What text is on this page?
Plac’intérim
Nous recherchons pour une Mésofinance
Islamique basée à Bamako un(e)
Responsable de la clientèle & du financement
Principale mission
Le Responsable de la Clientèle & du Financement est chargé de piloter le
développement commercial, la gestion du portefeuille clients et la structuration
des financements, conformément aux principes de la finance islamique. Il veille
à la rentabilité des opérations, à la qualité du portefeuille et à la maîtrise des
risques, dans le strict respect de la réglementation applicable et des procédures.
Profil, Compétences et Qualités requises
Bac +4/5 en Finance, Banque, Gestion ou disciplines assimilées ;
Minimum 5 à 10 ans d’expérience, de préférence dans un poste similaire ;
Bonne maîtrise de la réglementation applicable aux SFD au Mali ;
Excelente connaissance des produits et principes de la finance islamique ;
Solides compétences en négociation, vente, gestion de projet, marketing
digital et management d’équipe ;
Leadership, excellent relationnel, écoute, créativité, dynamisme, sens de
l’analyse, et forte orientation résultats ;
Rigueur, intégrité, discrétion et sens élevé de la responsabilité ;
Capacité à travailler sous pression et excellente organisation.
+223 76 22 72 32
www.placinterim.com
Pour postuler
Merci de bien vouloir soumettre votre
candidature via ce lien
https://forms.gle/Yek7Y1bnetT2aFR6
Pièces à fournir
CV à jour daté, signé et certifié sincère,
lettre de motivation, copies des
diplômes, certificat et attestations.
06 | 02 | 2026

===============

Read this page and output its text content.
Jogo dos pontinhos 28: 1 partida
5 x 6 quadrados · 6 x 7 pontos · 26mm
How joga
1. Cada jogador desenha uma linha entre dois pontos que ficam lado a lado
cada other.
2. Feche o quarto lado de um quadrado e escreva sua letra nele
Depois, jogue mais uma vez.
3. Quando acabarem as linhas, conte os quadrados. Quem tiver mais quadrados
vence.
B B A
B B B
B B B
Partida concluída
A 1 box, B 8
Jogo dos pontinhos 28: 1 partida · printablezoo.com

===============

--- Challenge ---
Go through the records above and copy every line with the word "quadrados".

--- Full output ---
5 x 6 quadrados · 6 x 7 pontos · 26mm
3. Quando acabarem as linhas, conte os quadrados. Quem tiver mais quadrados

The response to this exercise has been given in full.